EXERCISE DIRECTIONS:
Extract all lines in the data that contain the word "title".

Records from a data collection:
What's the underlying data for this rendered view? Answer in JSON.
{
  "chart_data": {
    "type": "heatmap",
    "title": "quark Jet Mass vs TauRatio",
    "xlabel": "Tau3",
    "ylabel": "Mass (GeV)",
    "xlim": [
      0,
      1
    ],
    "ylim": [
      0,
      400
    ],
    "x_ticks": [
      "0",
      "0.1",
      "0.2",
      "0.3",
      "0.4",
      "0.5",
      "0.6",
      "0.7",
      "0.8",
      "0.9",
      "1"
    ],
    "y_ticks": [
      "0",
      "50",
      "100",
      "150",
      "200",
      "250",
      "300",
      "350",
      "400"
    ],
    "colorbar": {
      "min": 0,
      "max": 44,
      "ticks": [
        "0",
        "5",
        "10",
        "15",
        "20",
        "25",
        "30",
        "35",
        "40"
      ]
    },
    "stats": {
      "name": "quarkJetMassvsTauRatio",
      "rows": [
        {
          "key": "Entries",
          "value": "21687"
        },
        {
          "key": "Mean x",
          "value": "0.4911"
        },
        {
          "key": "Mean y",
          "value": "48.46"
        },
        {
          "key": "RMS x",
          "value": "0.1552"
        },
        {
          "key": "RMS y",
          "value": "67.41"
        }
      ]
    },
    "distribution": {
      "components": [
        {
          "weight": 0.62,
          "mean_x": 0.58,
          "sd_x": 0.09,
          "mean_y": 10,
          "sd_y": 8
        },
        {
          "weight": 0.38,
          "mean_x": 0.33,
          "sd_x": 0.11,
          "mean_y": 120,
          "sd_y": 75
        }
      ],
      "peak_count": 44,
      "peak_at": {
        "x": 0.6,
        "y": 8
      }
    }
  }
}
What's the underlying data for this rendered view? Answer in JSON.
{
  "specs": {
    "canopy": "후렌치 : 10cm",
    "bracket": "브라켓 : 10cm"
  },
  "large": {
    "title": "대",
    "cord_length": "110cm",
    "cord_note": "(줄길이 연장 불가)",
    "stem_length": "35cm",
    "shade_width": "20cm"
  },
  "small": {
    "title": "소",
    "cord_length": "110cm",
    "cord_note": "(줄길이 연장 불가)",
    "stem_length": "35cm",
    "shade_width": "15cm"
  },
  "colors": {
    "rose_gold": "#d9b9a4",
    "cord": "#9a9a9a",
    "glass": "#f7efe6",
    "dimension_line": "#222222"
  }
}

COMPLETE OUTPUT:
    "title": "quark Jet Mass vs TauRatio",
    "title": "대",
    "title": "소",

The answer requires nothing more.